◆ Given information
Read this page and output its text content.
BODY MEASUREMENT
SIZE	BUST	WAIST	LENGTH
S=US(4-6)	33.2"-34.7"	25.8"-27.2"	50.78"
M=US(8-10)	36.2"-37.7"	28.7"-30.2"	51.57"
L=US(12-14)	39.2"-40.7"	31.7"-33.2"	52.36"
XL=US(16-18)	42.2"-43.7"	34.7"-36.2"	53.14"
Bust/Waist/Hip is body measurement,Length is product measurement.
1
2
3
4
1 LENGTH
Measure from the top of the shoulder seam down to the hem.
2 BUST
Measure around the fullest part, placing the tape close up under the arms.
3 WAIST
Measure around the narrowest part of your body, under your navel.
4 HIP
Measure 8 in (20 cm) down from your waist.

◆ Problem to work on
Copy all the records above exactly, missing none.

◆ Expected answer
Read this page and output its text content.
BODY MEASUREMENT
SIZE	BUST	WAIST	LENGTH
S=US(4-6)	33.2"-34.7"	25.8"-27.2"	50.78"
M=US(8-10)	36.2"-37.7"	28.7"-30.2"	51.57"
L=US(12-14)	39.2"-40.7"	31.7"-33.2"	52.36"
XL=US(16-18)	42.2"-43.7"	34.7"-36.2"	53.14"
Bust/Waist/Hip is body measurement,Length is product measurement.
1
2
3
4
1 LENGTH
Measure from the top of the shoulder seam down to the hem.
2 BUST
Measure around the fullest part, placing the tape close up under the arms.
3 WAIST
Measure around the narrowest part of your body, under your navel.
4 HIP
Measure 8 in (20 cm) down from your waist.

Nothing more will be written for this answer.